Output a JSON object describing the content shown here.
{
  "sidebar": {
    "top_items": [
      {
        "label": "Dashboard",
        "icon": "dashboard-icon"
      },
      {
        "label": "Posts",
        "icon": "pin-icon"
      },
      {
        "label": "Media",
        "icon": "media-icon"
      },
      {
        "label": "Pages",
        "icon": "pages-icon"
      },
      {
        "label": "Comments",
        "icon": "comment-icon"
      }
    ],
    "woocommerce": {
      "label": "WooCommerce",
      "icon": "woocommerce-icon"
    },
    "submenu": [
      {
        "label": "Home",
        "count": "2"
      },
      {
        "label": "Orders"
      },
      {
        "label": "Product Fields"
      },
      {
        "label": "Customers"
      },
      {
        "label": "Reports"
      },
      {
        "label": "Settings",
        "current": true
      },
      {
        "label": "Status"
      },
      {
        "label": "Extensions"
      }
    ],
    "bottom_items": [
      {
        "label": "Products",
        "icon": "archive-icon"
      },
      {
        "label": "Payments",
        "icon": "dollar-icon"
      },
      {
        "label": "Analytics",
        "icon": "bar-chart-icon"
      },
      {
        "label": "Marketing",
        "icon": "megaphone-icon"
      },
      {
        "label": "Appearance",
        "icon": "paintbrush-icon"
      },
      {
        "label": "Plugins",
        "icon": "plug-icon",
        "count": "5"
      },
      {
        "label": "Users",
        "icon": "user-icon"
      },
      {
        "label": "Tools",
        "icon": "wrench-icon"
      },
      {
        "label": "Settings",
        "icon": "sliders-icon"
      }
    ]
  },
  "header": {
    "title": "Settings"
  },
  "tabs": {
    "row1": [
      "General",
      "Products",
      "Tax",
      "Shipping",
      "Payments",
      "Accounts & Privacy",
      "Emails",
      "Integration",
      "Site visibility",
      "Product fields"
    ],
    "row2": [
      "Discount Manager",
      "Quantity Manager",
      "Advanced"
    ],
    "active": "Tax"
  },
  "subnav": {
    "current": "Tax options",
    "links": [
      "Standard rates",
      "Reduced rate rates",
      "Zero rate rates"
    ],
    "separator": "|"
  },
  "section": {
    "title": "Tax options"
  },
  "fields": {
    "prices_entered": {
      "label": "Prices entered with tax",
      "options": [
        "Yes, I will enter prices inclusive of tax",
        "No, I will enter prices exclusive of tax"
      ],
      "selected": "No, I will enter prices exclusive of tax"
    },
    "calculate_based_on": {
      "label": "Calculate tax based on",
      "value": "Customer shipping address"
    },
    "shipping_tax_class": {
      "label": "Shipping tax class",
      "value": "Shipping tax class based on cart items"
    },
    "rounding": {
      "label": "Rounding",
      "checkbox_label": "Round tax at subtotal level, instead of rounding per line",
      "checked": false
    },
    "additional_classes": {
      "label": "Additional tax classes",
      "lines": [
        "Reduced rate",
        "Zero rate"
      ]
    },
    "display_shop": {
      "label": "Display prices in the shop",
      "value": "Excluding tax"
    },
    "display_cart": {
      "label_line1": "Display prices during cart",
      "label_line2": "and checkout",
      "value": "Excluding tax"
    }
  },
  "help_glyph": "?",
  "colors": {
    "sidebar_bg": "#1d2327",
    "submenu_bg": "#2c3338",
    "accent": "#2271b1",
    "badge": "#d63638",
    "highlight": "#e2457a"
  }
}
—————
To be done: Restate all of the entries exactly, please.

Solution to the exercise:
Output a JSON object describing the content shown here.
{
  "sidebar": {
    "top_items": [
      {
        "label": "Dashboard",
        "icon": "dashboard-icon"
      },
      {
        "label": "Posts",
        "icon": "pin-icon"
      },
      {
        "label": "Media",
        "icon": "media-icon"
      },
      {
        "label": "Pages",
        "icon": "pages-icon"
      },
      {
        "label": "Comments",
        "icon": "comment-icon"
      }
    ],
    "woocommerce": {
      "label": "WooCommerce",
      "icon": "woocommerce-icon"
    },
    "submenu": [
      {
        "label": "Home",
        "count": "2"
      },
      {
        "label": "Orders"
      },
      {
        "label": "Product Fields"
      },
      {
        "label": "Customers"
      },
      {
        "label": "Reports"
      },
      {
        "label": "Settings",
        "current": true
      },
      {
        "label": "Status"
      },
      {
        "label": "Extensions"
      }
    ],
    "bottom_items": [
      {
        "label": "Products",
        "icon": "archive-icon"
      },
      {
        "label": "Payments",
        "icon": "dollar-icon"
      },
      {
        "label": "Analytics",
        "icon": "bar-chart-icon"
      },
      {
        "label": "Marketing",
        "icon": "megaphone-icon"
      },
      {
        "label": "Appearance",
        "icon": "paintbrush-icon"
      },
      {
        "label": "Plugins",
        "icon": "plug-icon",
        "count": "5"
      },
      {
        "label": "Users",
        "icon": "user-icon"
      },
      {
        "label": "Tools",
        "icon": "wrench-icon"
      },
      {
        "label": "Settings",
        "icon": "sliders-icon"
      }
    ]
  },
  "header": {
    "title": "Settings"
  },
  "tabs": {
    "row1": [
      "General",
      "Products",
      "Tax",
      "Shipping",
      "Payments",
      "Accounts & Privacy",
      "Emails",
      "Integration",
      "Site visibility",
      "Product fields"
    ],
    "row2": [
      "Discount Manager",
      "Quantity Manager",
      "Advanced"
    ],
    "active": "Tax"
  },
  "subnav": {
    "current": "Tax options",
    "links": [
      "Standard rates",
      "Reduced rate rates",
      "Zero rate rates"
    ],
    "separator": "|"
  },
  "section": {
    "title": "Tax options"
  },
  "fields": {
    "prices_entered": {
      "label": "Prices entered with tax",
      "options": [
        "Yes, I will enter prices inclusive of tax",
        "No, I will enter prices exclusive of tax"
      ],
      "selected": "No, I will enter prices exclusive of tax"
    },
    "calculate_based_on": {
      "label": "Calculate tax based on",
      "value": "Customer shipping address"
    },
    "shipping_tax_class": {
      "label": "Shipping tax class",
      "value": "Shipping tax class based on cart items"
    },
    "rounding": {
      "label": "Rounding",
      "checkbox_label": "Round tax at subtotal level, instead of rounding per line",
      "checked": false
    },
    "additional_classes": {
      "label": "Additional tax classes",
      "lines": [
        "Reduced rate",
        "Zero rate"
      ]
    },
    "display_shop": {
      "label": "Display prices in the shop",
      "value": "Excluding tax"
    },
    "display_cart": {
      "label_line1": "Display prices during cart",
      "label_line2": "and checkout",
      "value": "Excluding tax"
    }
  },
  "help_glyph": "?",
  "colors": {
    "sidebar_bg": "#1d2327",
    "submenu_bg": "#2c3338",
    "accent": "#2271b1",
    "badge": "#d63638",
    "highlight": "#e2457a"
  }
}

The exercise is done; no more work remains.